**WHAT YOU HAVE TO DO**
A faithful transcription of all the data is required.

**INFORMATION SHOWN**
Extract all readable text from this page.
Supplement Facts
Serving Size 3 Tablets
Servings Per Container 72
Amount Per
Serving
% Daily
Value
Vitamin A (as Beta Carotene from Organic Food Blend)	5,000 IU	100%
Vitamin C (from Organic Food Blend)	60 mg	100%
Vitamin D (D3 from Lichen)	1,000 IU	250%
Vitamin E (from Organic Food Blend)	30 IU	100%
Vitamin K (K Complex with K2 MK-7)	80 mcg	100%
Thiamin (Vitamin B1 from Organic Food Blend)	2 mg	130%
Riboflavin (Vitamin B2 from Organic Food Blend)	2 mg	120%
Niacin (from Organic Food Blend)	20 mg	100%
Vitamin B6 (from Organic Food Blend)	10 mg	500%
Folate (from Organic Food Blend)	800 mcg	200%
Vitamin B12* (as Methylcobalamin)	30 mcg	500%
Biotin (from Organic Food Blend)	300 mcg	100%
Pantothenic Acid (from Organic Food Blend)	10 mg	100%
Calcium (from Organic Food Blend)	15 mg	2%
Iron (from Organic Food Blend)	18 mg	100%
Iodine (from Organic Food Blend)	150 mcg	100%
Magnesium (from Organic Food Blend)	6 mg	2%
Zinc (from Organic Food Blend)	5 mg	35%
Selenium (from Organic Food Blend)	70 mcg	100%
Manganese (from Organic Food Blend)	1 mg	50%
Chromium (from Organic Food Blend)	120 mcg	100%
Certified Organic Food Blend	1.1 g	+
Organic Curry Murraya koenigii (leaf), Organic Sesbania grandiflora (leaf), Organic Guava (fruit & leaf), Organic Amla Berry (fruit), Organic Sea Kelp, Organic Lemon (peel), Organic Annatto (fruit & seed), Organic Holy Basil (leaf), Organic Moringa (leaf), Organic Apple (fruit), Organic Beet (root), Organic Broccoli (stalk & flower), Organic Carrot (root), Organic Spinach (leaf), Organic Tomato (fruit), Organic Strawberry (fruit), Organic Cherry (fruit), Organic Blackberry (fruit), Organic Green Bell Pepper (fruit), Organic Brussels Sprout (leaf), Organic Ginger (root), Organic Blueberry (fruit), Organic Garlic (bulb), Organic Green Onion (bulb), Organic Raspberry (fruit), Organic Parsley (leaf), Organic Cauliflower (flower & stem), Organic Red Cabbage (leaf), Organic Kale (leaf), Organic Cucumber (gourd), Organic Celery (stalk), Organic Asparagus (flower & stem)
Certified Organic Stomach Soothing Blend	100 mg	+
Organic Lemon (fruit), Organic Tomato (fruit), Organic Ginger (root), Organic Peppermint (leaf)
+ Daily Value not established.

**TASK ANSWER**
Extract all readable text from this page.
Supplement Facts
Serving Size 3 Tablets
Servings Per Container 72
Amount Per
Serving
% Daily
Value
Vitamin A (as Beta Carotene from Organic Food Blend)	5,000 IU	100%
Vitamin C (from Organic Food Blend)	60 mg	100%
Vitamin D (D3 from Lichen)	1,000 IU	250%
Vitamin E (from Organic Food Blend)	30 IU	100%
Vitamin K (K Complex with K2 MK-7)	80 mcg	100%
Thiamin (Vitamin B1 from Organic Food Blend)	2 mg	130%
Riboflavin (Vitamin B2 from Organic Food Blend)	2 mg	120%
Niacin (from Organic Food Blend)	20 mg	100%
Vitamin B6 (from Organic Food Blend)	10 mg	500%
Folate (from Organic Food Blend)	800 mcg	200%
Vitamin B12* (as Methylcobalamin)	30 mcg	500%
Biotin (from Organic Food Blend)	300 mcg	100%
Pantothenic Acid (from Organic Food Blend)	10 mg	100%
Calcium (from Organic Food Blend)	15 mg	2%
Iron (from Organic Food Blend)	18 mg	100%
Iodine (from Organic Food Blend)	150 mcg	100%
Magnesium (from Organic Food Blend)	6 mg	2%
Zinc (from Organic Food Blend)	5 mg	35%
Selenium (from Organic Food Blend)	70 mcg	100%
Manganese (from Organic Food Blend)	1 mg	50%
Chromium (from Organic Food Blend)	120 mcg	100%
Certified Organic Food Blend	1.1 g	+
Organic Curry Murraya koenigii (leaf), Organic Sesbania grandiflora (leaf), Organic Guava (fruit & leaf), Organic Amla Berry (fruit), Organic Sea Kelp, Organic Lemon (peel), Organic Annatto (fruit & seed), Organic Holy Basil (leaf), Organic Moringa (leaf), Organic Apple (fruit), Organic Beet (root), Organic Broccoli (stalk & flower), Organic Carrot (root), Organic Spinach (leaf), Organic Tomato (fruit), Organic Strawberry (fruit), Organic Cherry (fruit), Organic Blackberry (fruit), Organic Green Bell Pepper (fruit), Organic Brussels Sprout (leaf), Organic Ginger (root), Organic Blueberry (fruit), Organic Garlic (bulb), Organic Green Onion (bulb), Organic Raspberry (fruit), Organic Parsley (leaf), Organic Cauliflower (flower & stem), Organic Red Cabbage (leaf), Organic Kale (leaf), Organic Cucumber (gourd), Organic Celery (stalk), Organic Asparagus (flower & stem)
Certified Organic Stomach Soothing Blend	100 mg	+
Organic Lemon (fruit), Organic Tomato (fruit), Organic Ginger (root), Organic Peppermint (leaf)
+ Daily Value not established.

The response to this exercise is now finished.